YOUR TASK
From the entries provided below, copy each line that contains the word "made".
---+---
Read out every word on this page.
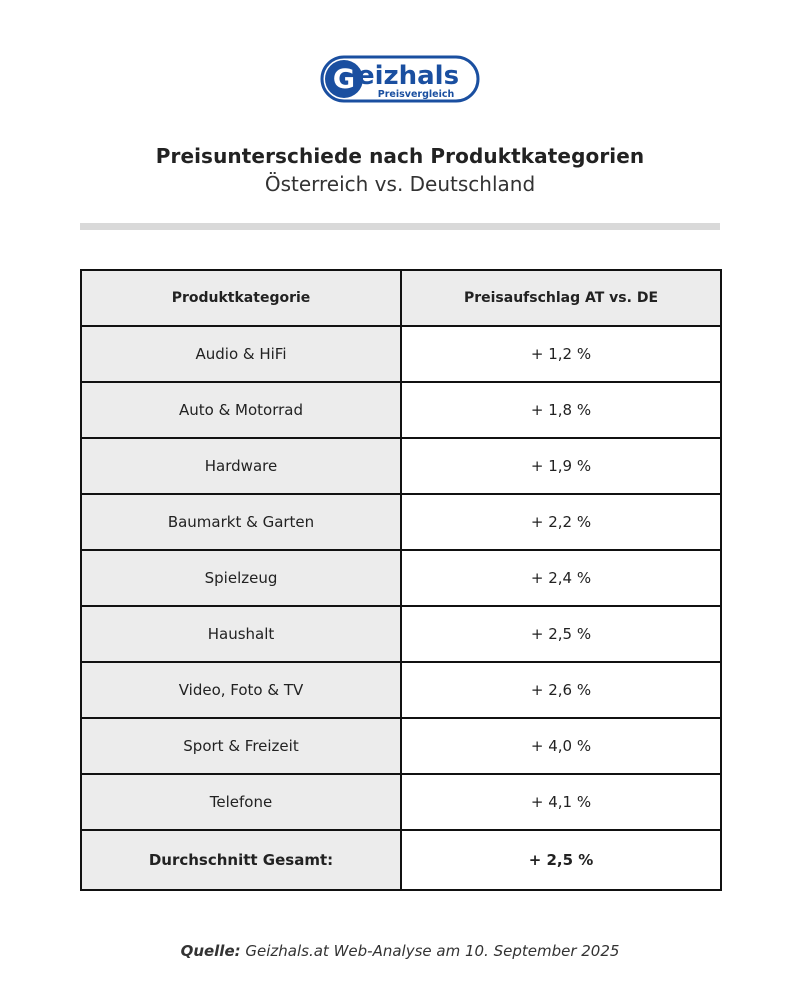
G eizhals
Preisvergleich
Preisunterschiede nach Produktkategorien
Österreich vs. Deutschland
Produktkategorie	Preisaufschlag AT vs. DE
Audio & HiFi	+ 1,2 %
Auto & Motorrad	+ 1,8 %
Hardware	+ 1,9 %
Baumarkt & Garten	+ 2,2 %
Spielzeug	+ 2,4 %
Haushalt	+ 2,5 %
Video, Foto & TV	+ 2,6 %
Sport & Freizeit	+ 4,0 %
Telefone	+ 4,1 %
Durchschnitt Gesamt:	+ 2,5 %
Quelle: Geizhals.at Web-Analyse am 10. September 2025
---+---
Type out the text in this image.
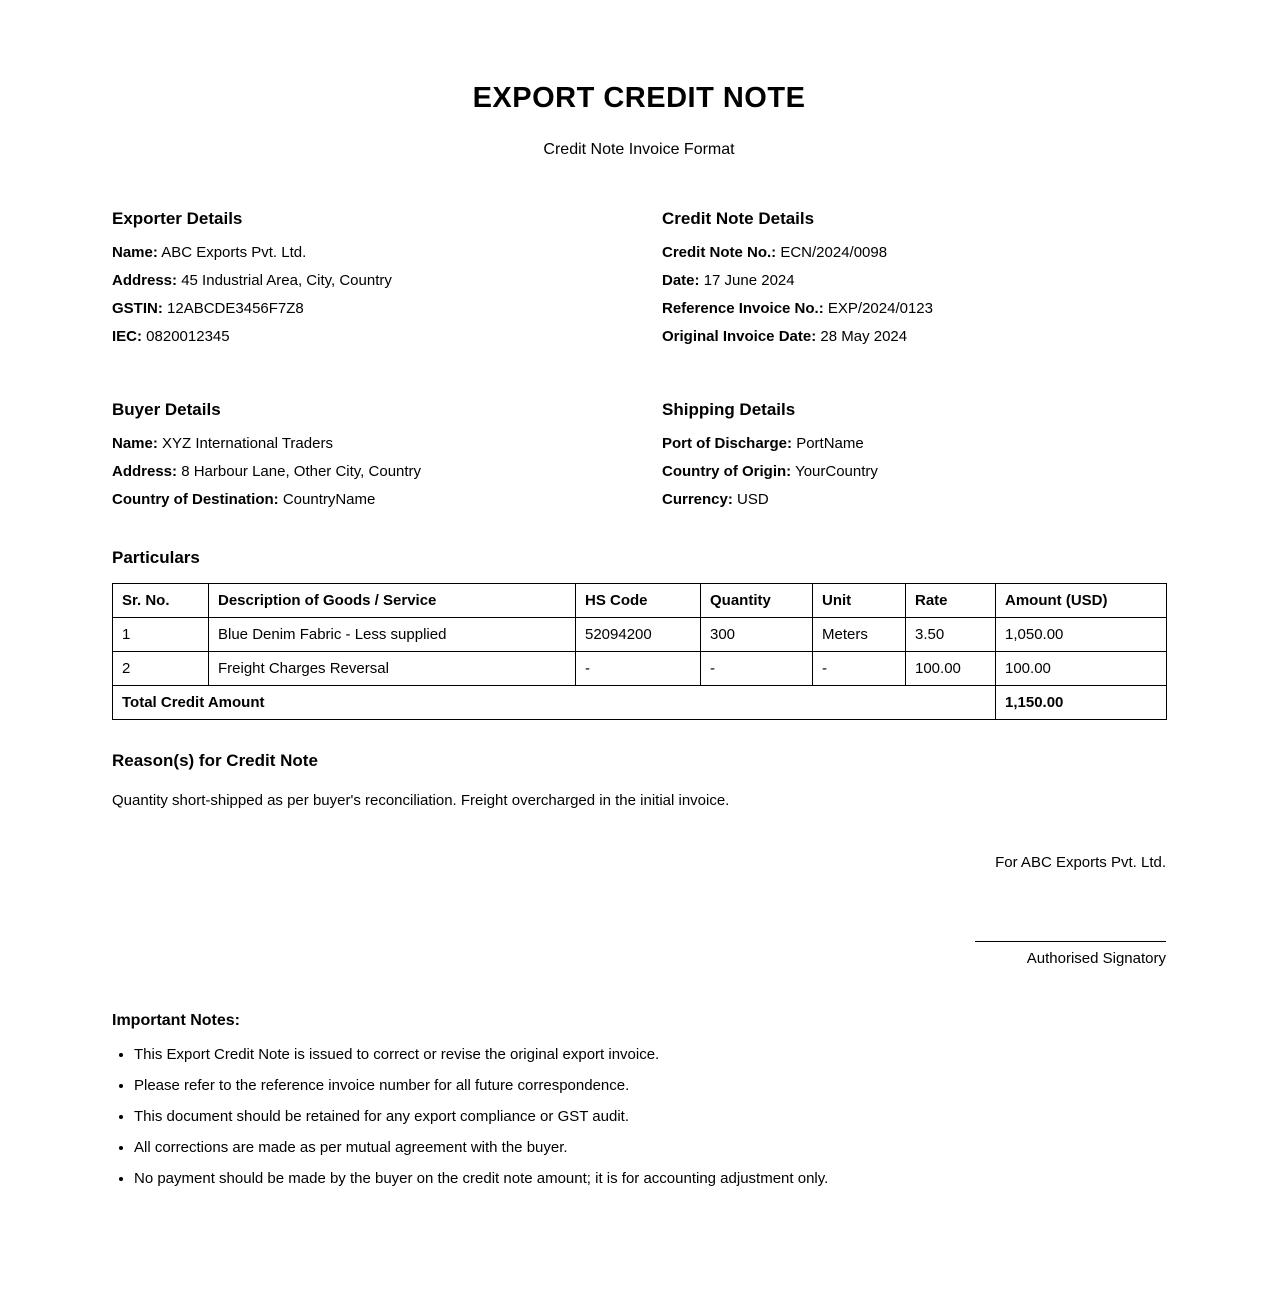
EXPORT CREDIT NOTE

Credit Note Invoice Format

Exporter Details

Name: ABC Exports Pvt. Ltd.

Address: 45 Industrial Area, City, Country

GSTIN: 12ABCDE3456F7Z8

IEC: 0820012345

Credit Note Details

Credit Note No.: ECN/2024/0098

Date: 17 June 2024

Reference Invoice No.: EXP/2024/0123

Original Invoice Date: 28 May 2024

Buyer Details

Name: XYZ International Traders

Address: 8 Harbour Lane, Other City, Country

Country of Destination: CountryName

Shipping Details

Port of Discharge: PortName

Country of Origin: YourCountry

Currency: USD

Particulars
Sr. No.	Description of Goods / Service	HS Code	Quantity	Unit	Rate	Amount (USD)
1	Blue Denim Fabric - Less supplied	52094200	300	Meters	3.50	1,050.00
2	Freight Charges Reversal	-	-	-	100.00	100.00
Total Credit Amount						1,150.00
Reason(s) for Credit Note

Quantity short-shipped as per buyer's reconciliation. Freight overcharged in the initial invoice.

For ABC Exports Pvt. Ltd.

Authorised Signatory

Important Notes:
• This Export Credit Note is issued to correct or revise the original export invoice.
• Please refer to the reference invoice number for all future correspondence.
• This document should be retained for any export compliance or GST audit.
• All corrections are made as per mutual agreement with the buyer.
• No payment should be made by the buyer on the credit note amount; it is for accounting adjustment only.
---+---
COMPLETED EXERCISE
• All corrections are made as per mutual agreement with the buyer.
• No payment should be made by the buyer on the credit note amount; it is for accounting adjustment only.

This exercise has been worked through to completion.